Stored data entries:
========================

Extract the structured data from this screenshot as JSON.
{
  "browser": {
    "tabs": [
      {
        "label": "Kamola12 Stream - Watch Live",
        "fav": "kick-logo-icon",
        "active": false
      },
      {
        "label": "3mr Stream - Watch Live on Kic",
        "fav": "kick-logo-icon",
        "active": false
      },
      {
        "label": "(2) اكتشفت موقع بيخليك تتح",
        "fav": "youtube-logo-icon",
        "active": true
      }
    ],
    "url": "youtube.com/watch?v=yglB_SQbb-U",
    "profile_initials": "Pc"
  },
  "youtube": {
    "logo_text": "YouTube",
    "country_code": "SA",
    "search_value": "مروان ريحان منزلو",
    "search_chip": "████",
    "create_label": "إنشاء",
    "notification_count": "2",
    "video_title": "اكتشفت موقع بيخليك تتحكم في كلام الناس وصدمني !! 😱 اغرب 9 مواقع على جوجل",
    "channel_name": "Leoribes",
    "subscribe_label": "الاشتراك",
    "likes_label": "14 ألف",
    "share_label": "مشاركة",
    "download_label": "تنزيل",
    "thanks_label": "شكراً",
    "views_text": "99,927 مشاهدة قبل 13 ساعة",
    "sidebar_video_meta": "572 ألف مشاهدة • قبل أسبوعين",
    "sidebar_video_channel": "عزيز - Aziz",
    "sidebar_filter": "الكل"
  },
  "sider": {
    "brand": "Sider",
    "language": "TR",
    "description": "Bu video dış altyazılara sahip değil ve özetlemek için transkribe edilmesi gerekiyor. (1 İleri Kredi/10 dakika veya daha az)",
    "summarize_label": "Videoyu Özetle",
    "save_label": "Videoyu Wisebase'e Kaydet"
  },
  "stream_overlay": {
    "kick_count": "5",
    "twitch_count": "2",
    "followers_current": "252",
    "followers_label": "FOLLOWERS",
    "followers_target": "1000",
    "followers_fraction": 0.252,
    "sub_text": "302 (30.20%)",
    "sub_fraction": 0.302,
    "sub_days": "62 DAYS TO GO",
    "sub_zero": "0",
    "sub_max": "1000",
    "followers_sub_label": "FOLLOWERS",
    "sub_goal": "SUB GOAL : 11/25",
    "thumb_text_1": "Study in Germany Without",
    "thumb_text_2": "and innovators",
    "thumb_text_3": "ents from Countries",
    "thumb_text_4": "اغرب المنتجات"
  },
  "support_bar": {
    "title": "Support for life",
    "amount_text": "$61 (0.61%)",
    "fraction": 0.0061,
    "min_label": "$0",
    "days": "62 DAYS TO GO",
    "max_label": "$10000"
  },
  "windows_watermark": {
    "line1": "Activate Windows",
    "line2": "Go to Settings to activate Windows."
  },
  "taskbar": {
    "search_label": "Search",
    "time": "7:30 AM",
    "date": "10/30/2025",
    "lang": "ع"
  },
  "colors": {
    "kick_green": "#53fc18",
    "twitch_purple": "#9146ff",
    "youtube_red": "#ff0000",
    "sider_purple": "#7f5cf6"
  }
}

========================

** Challenge **
Copy out the whole listing exactly; please set it all down.

** Written solution **
Extract the structured data from this screenshot as JSON.
{
  "browser": {
    "tabs": [
      {
        "label": "Kamola12 Stream - Watch Live",
        "fav": "kick-logo-icon",
        "active": false
      },
      {
        "label": "3mr Stream - Watch Live on Kic",
        "fav": "kick-logo-icon",
        "active": false
      },
      {
        "label": "(2) اكتشفت موقع بيخليك تتح",
        "fav": "youtube-logo-icon",
        "active": true
      }
    ],
    "url": "youtube.com/watch?v=yglB_SQbb-U",
    "profile_initials": "Pc"
  },
  "youtube": {
    "logo_text": "YouTube",
    "country_code": "SA",
    "search_value": "مروان ريحان منزلو",
    "search_chip": "████",
    "create_label": "إنشاء",
    "notification_count": "2",
    "video_title": "اكتشفت موقع بيخليك تتحكم في كلام الناس وصدمني !! 😱 اغرب 9 مواقع على جوجل",
    "channel_name": "Leoribes",
    "subscribe_label": "الاشتراك",
    "likes_label": "14 ألف",
    "share_label": "مشاركة",
    "download_label": "تنزيل",
    "thanks_label": "شكراً",
    "views_text": "99,927 مشاهدة قبل 13 ساعة",
    "sidebar_video_meta": "572 ألف مشاهدة • قبل أسبوعين",
    "sidebar_video_channel": "عزيز - Aziz",
    "sidebar_filter": "الكل"
  },
  "sider": {
    "brand": "Sider",
    "language": "TR",
    "description": "Bu video dış altyazılara sahip değil ve özetlemek için transkribe edilmesi gerekiyor. (1 İleri Kredi/10 dakika veya daha az)",
    "summarize_label": "Videoyu Özetle",
    "save_label": "Videoyu Wisebase'e Kaydet"
  },
  "stream_overlay": {
    "kick_count": "5",
    "twitch_count": "2",
    "followers_current": "252",
    "followers_label": "FOLLOWERS",
    "followers_target": "1000",
    "followers_fraction": 0.252,
    "sub_text": "302 (30.20%)",
    "sub_fraction": 0.302,
    "sub_days": "62 DAYS TO GO",
    "sub_zero": "0",
    "sub_max": "1000",
    "followers_sub_label": "FOLLOWERS",
    "sub_goal": "SUB GOAL : 11/25",
    "thumb_text_1": "Study in Germany Without",
    "thumb_text_2": "and innovators",
    "thumb_text_3": "ents from Countries",
    "thumb_text_4": "اغرب المنتجات"
  },
  "support_bar": {
    "title": "Support for life",
    "amount_text": "$61 (0.61%)",
    "fraction": 0.0061,
    "min_label": "$0",
    "days": "62 DAYS TO GO",
    "max_label": "$10000"
  },
  "windows_watermark": {
    "line1": "Activate Windows",
    "line2": "Go to Settings to activate Windows."
  },
  "taskbar": {
    "search_label": "Search",
    "time": "7:30 AM",
    "date": "10/30/2025",
    "lang": "ع"
  },
  "colors": {
    "kick_green": "#53fc18",
    "twitch_purple": "#9146ff",
    "youtube_red": "#ff0000",
    "sider_purple": "#7f5cf6"
  }
}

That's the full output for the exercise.